Transcribe each record below word for word.
--- START Data provided ---
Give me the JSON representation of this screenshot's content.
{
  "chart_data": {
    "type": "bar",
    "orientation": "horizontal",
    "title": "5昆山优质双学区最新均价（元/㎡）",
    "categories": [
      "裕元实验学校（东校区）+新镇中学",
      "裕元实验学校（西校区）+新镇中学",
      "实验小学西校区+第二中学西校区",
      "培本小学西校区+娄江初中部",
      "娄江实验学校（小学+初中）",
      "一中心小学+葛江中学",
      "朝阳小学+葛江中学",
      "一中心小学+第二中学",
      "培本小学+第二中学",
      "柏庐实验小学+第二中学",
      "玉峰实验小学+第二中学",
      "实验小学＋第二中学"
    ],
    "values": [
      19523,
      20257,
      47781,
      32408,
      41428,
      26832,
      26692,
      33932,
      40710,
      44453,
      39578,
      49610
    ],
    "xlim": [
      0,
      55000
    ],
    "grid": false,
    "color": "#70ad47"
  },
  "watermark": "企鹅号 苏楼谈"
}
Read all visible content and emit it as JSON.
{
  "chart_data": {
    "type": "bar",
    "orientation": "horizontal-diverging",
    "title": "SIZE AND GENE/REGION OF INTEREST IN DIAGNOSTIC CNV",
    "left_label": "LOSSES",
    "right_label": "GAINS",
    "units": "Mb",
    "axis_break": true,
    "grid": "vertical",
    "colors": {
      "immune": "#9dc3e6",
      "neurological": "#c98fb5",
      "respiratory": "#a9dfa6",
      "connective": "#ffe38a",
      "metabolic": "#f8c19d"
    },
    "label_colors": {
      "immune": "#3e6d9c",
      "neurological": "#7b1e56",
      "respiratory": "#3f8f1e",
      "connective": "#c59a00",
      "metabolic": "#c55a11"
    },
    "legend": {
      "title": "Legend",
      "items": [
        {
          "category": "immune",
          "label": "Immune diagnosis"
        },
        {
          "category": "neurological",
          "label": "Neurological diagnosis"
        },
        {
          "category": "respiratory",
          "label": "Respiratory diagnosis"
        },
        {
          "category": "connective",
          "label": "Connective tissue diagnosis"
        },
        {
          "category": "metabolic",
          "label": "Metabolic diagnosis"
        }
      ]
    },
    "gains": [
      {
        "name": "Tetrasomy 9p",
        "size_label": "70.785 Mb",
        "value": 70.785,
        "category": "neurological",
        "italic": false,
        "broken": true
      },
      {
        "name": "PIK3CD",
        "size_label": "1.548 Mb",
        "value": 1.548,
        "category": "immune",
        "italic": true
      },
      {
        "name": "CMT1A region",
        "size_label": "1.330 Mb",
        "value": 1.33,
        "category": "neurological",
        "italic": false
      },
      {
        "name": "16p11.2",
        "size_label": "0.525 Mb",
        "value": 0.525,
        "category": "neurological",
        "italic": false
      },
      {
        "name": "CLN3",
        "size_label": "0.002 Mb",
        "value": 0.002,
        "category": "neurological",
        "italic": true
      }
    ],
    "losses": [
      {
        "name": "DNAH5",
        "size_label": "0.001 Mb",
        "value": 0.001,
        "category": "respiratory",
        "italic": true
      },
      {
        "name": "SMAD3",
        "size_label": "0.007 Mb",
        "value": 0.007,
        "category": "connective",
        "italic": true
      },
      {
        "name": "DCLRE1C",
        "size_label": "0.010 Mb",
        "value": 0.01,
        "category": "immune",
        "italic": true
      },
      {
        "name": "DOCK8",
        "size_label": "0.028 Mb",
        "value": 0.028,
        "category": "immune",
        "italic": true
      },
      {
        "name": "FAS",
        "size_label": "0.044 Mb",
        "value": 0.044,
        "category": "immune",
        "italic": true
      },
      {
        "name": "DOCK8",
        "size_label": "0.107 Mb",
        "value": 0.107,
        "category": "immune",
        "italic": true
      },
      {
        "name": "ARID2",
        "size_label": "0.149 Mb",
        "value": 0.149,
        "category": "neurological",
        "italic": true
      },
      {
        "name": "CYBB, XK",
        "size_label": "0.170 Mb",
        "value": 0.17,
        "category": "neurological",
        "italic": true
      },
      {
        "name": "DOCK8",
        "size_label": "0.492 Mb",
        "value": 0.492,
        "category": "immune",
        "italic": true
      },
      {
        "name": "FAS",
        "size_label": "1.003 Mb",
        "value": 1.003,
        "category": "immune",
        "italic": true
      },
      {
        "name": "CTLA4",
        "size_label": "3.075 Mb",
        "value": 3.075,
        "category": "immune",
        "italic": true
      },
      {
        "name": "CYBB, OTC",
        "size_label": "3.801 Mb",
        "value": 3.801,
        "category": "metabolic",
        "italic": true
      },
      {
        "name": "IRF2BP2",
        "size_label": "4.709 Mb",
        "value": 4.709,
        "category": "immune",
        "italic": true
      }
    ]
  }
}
--- END Data provided ---
Task result
Give me the JSON representation of this screenshot's content.
{
  "chart_data": {
    "type": "bar",
    "orientation": "horizontal",
    "title": "5昆山优质双学区最新均价（元/㎡）",
    "categories": [
      "裕元实验学校（东校区）+新镇中学",
      "裕元实验学校（西校区）+新镇中学",
      "实验小学西校区+第二中学西校区",
      "培本小学西校区+娄江初中部",
      "娄江实验学校（小学+初中）",
      "一中心小学+葛江中学",
      "朝阳小学+葛江中学",
      "一中心小学+第二中学",
      "培本小学+第二中学",
      "柏庐实验小学+第二中学",
      "玉峰实验小学+第二中学",
      "实验小学＋第二中学"
    ],
    "values": [
      19523,
      20257,
      47781,
      32408,
      41428,
      26832,
      26692,
      33932,
      40710,
      44453,
      39578,
      49610
    ],
    "xlim": [
      0,
      55000
    ],
    "grid": false,
    "color": "#70ad47"
  },
  "watermark": "企鹅号 苏楼谈"
}
Read all visible content and emit it as JSON.
{
  "chart_data": {
    "type": "bar",
    "orientation": "horizontal-diverging",
    "title": "SIZE AND GENE/REGION OF INTEREST IN DIAGNOSTIC CNV",
    "left_label": "LOSSES",
    "right_label": "GAINS",
    "units": "Mb",
    "axis_break": true,
    "grid": "vertical",
    "colors": {
      "immune": "#9dc3e6",
      "neurological": "#c98fb5",
      "respiratory": "#a9dfa6",
      "connective": "#ffe38a",
      "metabolic": "#f8c19d"
    },
    "label_colors": {
      "immune": "#3e6d9c",
      "neurological": "#7b1e56",
      "respiratory": "#3f8f1e",
      "connective": "#c59a00",
      "metabolic": "#c55a11"
    },
    "legend": {
      "title": "Legend",
      "items": [
        {
          "category": "immune",
          "label": "Immune diagnosis"
        },
        {
          "category": "neurological",
          "label": "Neurological diagnosis"
        },
        {
          "category": "respiratory",
          "label": "Respiratory diagnosis"
        },
        {
          "category": "connective",
          "label": "Connective tissue diagnosis"
        },
        {
          "category": "metabolic",
          "label": "Metabolic diagnosis"
        }
      ]
    },
    "gains": [
      {
        "name": "Tetrasomy 9p",
        "size_label": "70.785 Mb",
        "value": 70.785,
        "category": "neurological",
        "italic": false,
        "broken": true
      },
      {
        "name": "PIK3CD",
        "size_label": "1.548 Mb",
        "value": 1.548,
        "category": "immune",
        "italic": true
      },
      {
        "name": "CMT1A region",
        "size_label": "1.330 Mb",
        "value": 1.33,
        "category": "neurological",
        "italic": false
      },
      {
        "name": "16p11.2",
        "size_label": "0.525 Mb",
        "value": 0.525,
        "category": "neurological",
        "italic": false
      },
      {
        "name": "CLN3",
        "size_label": "0.002 Mb",
        "value": 0.002,
        "category": "neurological",
        "italic": true
      }
    ],
    "losses": [
      {
        "name": "DNAH5",
        "size_label": "0.001 Mb",
        "value": 0.001,
        "category": "respiratory",
        "italic": true
      },
      {
        "name": "SMAD3",
        "size_label": "0.007 Mb",
        "value": 0.007,
        "category": "connective",
        "italic": true
      },
      {
        "name": "DCLRE1C",
        "size_label": "0.010 Mb",
        "value": 0.01,
        "category": "immune",
        "italic": true
      },
      {
        "name": "DOCK8",
        "size_label": "0.028 Mb",
        "value": 0.028,
        "category": "immune",
        "italic": true
      },
      {
        "name": "FAS",
        "size_label": "0.044 Mb",
        "value": 0.044,
        "category": "immune",
        "italic": true
      },
      {
        "name": "DOCK8",
        "size_label": "0.107 Mb",
        "value": 0.107,
        "category": "immune",
        "italic": true
      },
      {
        "name": "ARID2",
        "size_label": "0.149 Mb",
        "value": 0.149,
        "category": "neurological",
        "italic": true
      },
      {
        "name": "CYBB, XK",
        "size_label": "0.170 Mb",
        "value": 0.17,
        "category": "neurological",
        "italic": true
      },
      {
        "name": "DOCK8",
        "size_label": "0.492 Mb",
        "value": 0.492,
        "category": "immune",
        "italic": true
      },
      {
        "name": "FAS",
        "size_label": "1.003 Mb",
        "value": 1.003,
        "category": "immune",
        "italic": true
      },
      {
        "name": "CTLA4",
        "size_label": "3.075 Mb",
        "value": 3.075,
        "category": "immune",
        "italic": true
      },
      {
        "name": "CYBB, OTC",
        "size_label": "3.801 Mb",
        "value": 3.801,
        "category": "metabolic",
        "italic": true
      },
      {
        "name": "IRF2BP2",
        "size_label": "4.709 Mb",
        "value": 4.709,
        "category": "immune",
        "italic": true
      }
    ]
  }
}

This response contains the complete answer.